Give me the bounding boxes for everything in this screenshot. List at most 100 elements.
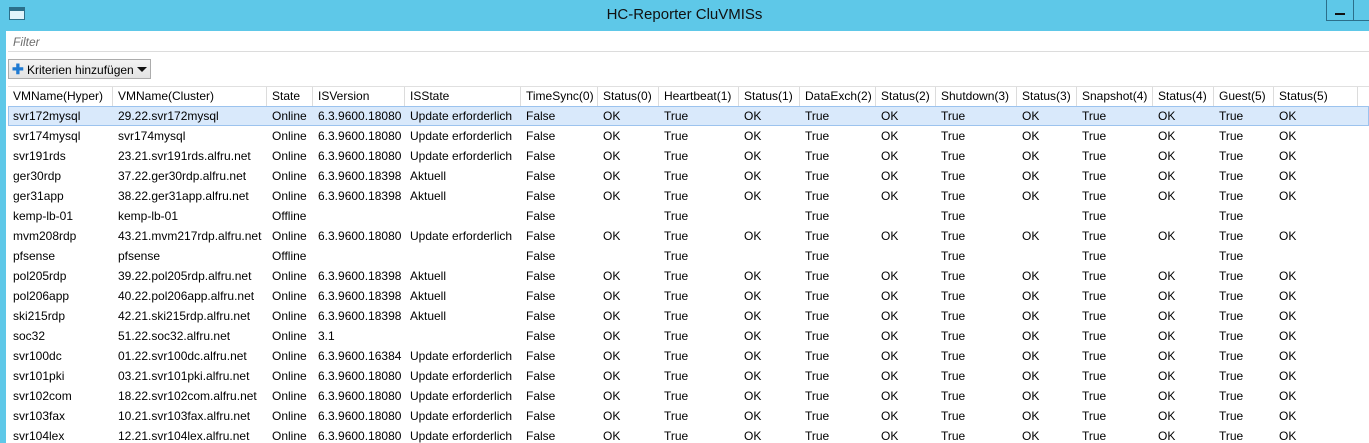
table-cell: OK (1022, 389, 1040, 403)
table-cell: 6.3.9600.18398 (318, 289, 402, 303)
maximize-button[interactable] (1353, 0, 1369, 21)
column-header[interactable]: VMName(Cluster) (113, 87, 267, 106)
table-row[interactable]: svr100dc 01.22.svr100dc.alfru.net Online 6.… (8, 346, 1369, 366)
table-row[interactable]: svr101pki 03.21.svr101pki.alfru.net Online… (8, 366, 1369, 386)
table-cell: OK (1279, 149, 1297, 163)
table-cell: True (1219, 289, 1244, 303)
table-cell: 40.22.pol206app.alfru.net (118, 289, 255, 303)
table-cell: 39.22.pol205rdp.alfru.net (118, 269, 252, 283)
table-cell: Online (272, 109, 307, 123)
table-cell: True (664, 349, 689, 363)
column-header[interactable]: Heartbeat(1) (659, 87, 739, 106)
window-title: HC-Reporter CluVMISs (606, 6, 763, 23)
table-cell: True (664, 369, 689, 383)
column-header[interactable]: Status(0) (598, 87, 659, 106)
table-cell: OK (881, 389, 899, 403)
table-cell: True (805, 249, 830, 263)
table-cell: OK (744, 349, 762, 363)
column-header[interactable]: Status(2) (876, 87, 936, 106)
table-cell: Update erforderlich (410, 349, 513, 363)
table-cell: OK (1022, 329, 1040, 343)
table-cell: OK (744, 109, 762, 123)
table-cell: OK (881, 269, 899, 283)
table-row[interactable]: soc32 51.22.soc32.alfru.net Online 3.1 False… (8, 326, 1369, 346)
table-cell: True (1082, 389, 1107, 403)
table-cell: OK (1022, 229, 1040, 243)
column-header[interactable]: State (267, 87, 313, 106)
table-cell: OK (1158, 389, 1176, 403)
table-cell: True (1082, 249, 1107, 263)
table-cell: True (1219, 309, 1244, 323)
table-cell: OK (744, 289, 762, 303)
table-row[interactable]: svr104lex 12.21.svr104lex.alfru.net Online… (8, 426, 1369, 443)
table-cell: True (1219, 329, 1244, 343)
column-header[interactable]: VMName(Hyper) (8, 87, 113, 106)
table-cell: True (941, 229, 966, 243)
column-header[interactable]: DataExch(2) (800, 87, 876, 106)
column-header[interactable]: TimeSync(0) (521, 87, 598, 106)
table-cell: False (526, 269, 556, 283)
table-cell: OK (1279, 369, 1297, 383)
table-cell: svr191rds (13, 149, 66, 163)
table-cell: True (1082, 369, 1107, 383)
table-row[interactable]: svr174mysql svr174mysql Online 6.3.9600.180… (8, 126, 1369, 146)
table-cell: Online (272, 389, 307, 403)
table-row[interactable]: svr172mysql 29.22.svr172mysql Online 6.3.96… (8, 106, 1369, 126)
filter-input[interactable]: Filter (8, 33, 1369, 52)
column-header[interactable]: Status(1) (739, 87, 800, 106)
table-cell: OK (881, 429, 899, 443)
table-cell: True (941, 169, 966, 183)
table-row[interactable]: ger30rdp 37.22.ger30rdp.alfru.net Online 6.… (8, 166, 1369, 186)
table-cell: OK (1279, 169, 1297, 183)
table-cell (405, 326, 521, 346)
column-header[interactable]: Shutdown(3) (936, 87, 1017, 106)
table-row[interactable]: ski215rdp 42.21.ski215rdp.alfru.net Online… (8, 306, 1369, 326)
table-cell: OK (1158, 409, 1176, 423)
results-grid[interactable]: VMName(Hyper) VMName(Cluster) State ISVersi… (8, 86, 1369, 443)
table-row[interactable]: pfsense pfsense Offline False True True True Tr… (8, 246, 1369, 266)
table-cell: True (664, 329, 689, 343)
table-cell: OK (1022, 109, 1040, 123)
column-header[interactable]: Status(5) (1274, 87, 1358, 106)
table-cell: True (1219, 249, 1244, 263)
table-cell: OK (881, 149, 899, 163)
table-row[interactable]: mvm208rdp 43.21.mvm217rdp.alfru.net Online… (8, 226, 1369, 246)
table-cell: OK (1158, 349, 1176, 363)
table-row[interactable]: kemp-lb-01 kemp-lb-01 Offline False True True… (8, 206, 1369, 226)
table-cell: OK (1158, 189, 1176, 203)
table-cell: OK (881, 369, 899, 383)
table-cell: kemp-lb-01 (118, 209, 179, 223)
table-row[interactable]: ger31app 38.22.ger31app.alfru.net Online 6.… (8, 186, 1369, 206)
table-row[interactable]: pol205rdp 39.22.pol205rdp.alfru.net Online… (8, 266, 1369, 286)
table-cell: 42.21.ski215rdp.alfru.net (118, 309, 251, 323)
table-cell: Online (272, 329, 307, 343)
table-cell: True (805, 129, 830, 143)
add-criteria-button[interactable]: ✚ Kriterien hinzufügen (8, 59, 151, 79)
column-header[interactable]: ISVersion (313, 87, 405, 106)
table-cell: False (526, 129, 556, 143)
column-header[interactable]: Status(3) (1017, 87, 1077, 106)
table-row[interactable]: svr102com 18.22.svr102com.alfru.net Online… (8, 386, 1369, 406)
table-cell: 43.21.mvm217rdp.alfru.net (118, 229, 262, 243)
table-row[interactable]: svr191rds 23.21.svr191rds.alfru.net Online… (8, 146, 1369, 166)
column-header[interactable]: Guest(5) (1214, 87, 1274, 106)
table-row[interactable]: svr103fax 10.21.svr103fax.alfru.net Online… (8, 406, 1369, 426)
minimize-button[interactable] (1326, 0, 1354, 21)
column-header[interactable]: Status(4) (1153, 87, 1214, 106)
table-row[interactable]: pol206app 40.22.pol206app.alfru.net Online… (8, 286, 1369, 306)
table-cell: Update erforderlich (410, 129, 513, 143)
table-cell (598, 246, 659, 266)
table-cell: Online (272, 149, 307, 163)
column-header[interactable]: ISState (405, 87, 521, 106)
table-cell: OK (1158, 109, 1176, 123)
table-cell: OK (603, 129, 621, 143)
table-cell: 6.3.9600.18080 (318, 129, 402, 143)
table-cell: OK (1279, 389, 1297, 403)
table-cell: OK (744, 229, 762, 243)
table-cell: True (1082, 289, 1107, 303)
table-cell: OK (603, 149, 621, 163)
table-cell: OK (1158, 329, 1176, 343)
table-cell: True (805, 369, 830, 383)
column-header[interactable]: Snapshot(4) (1077, 87, 1153, 106)
table-cell (1153, 206, 1214, 226)
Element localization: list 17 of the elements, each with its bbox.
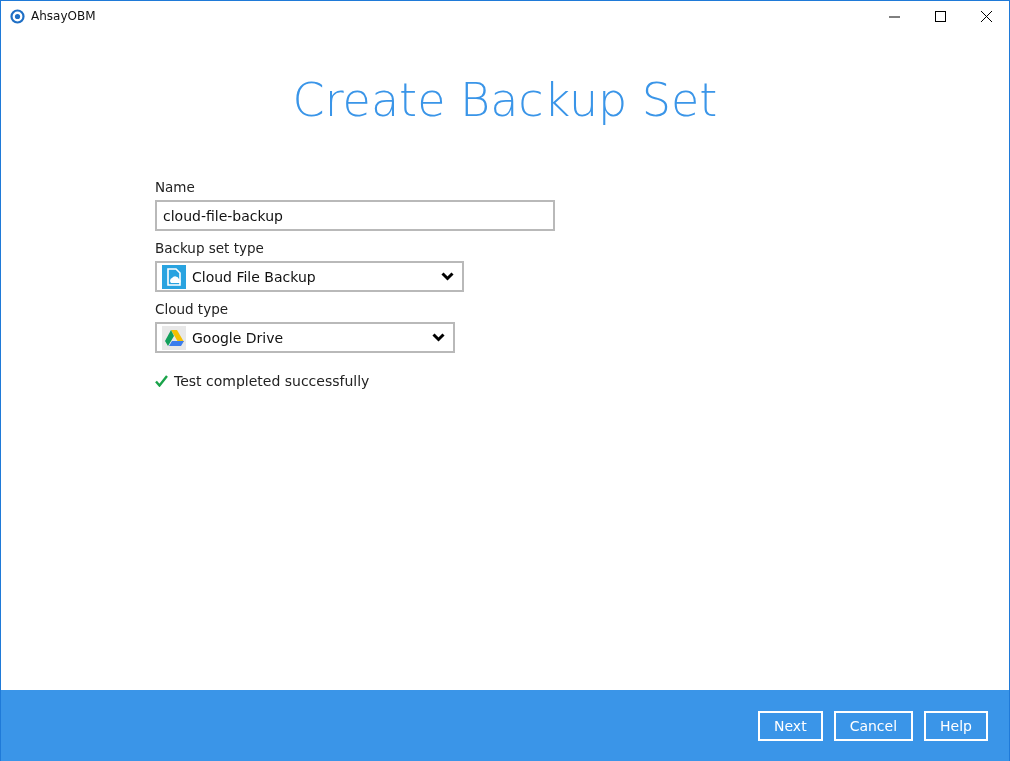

+++

→ **TASK INSTRUCTIONS**: Rewrite the lines from the one containing "table-cell: OK (1022, 389, 1040, 403)" through the one containing "table-cell: True (1219, 329, 1244, 343)" as a numbered list, leaving out any blank lines.

→ **TASK RESULT**:
1. table-cell: OK (1022, 389, 1040, 403)
2. table-cell: 6.3.9600.18398 (318, 289, 402, 303)
3. maximize-button[interactable] (1353, 0, 1369, 21)
4. column-header[interactable]: VMName(Cluster) (113, 87, 267, 106)
5. table-row[interactable]: svr100dc 01.22.svr100dc.alfru.net Online 6.… (8, 346, 1369, 366)
6. table-row[interactable]: svr101pki 03.21.svr101pki.alfru.net Online… (8, 366, 1369, 386)
7. table-cell: OK (1279, 149, 1297, 163)
8. table-cell: True (1219, 289, 1244, 303)
9. table-cell: 40.22.pol206app.alfru.net (118, 289, 255, 303)
10. table-cell: 39.22.pol205rdp.alfru.net (118, 269, 252, 283)
11. table-cell: Online (272, 109, 307, 123)
12. table-cell: True (664, 349, 689, 363)
13. column-header[interactable]: Heartbeat(1) (659, 87, 739, 106)
14. window-title: HC-Reporter CluVMISs (606, 6, 763, 23)
15. table-cell: True (664, 369, 689, 383)
16. column-header[interactable]: Status(0) (598, 87, 659, 106)
17. table-cell: OK (881, 389, 899, 403)
18. table-cell: True (805, 249, 830, 263)
19. table-cell: OK (744, 349, 762, 363)
20. column-header[interactable]: Status(2) (876, 87, 936, 106)
21. table-cell: Update erforderlich (410, 349, 513, 363)
22. table-cell: OK (1022, 329, 1040, 343)
23. table-cell: OK (744, 109, 762, 123)
24. table-cell: OK (881, 269, 899, 283)
25. table-row[interactable]: soc32 51.22.soc32.alfru.net Online 3.1 False… (8, 326, 1369, 346)
26. table-cell: True (1082, 389, 1107, 403)
27. table-cell: OK (1022, 229, 1040, 243)
28. column-header[interactable]: State (267, 87, 313, 106)
29. table-cell: OK (1158, 389, 1176, 403)
30. table-cell: True (1082, 249, 1107, 263)
31. table-cell: True (1219, 309, 1244, 323)
32. table-cell: OK (744, 289, 762, 303)
33. table-row[interactable]: svr104lex 12.21.svr104lex.alfru.net Online… (8, 426, 1369, 443)
34. table-cell: True (1219, 329, 1244, 343)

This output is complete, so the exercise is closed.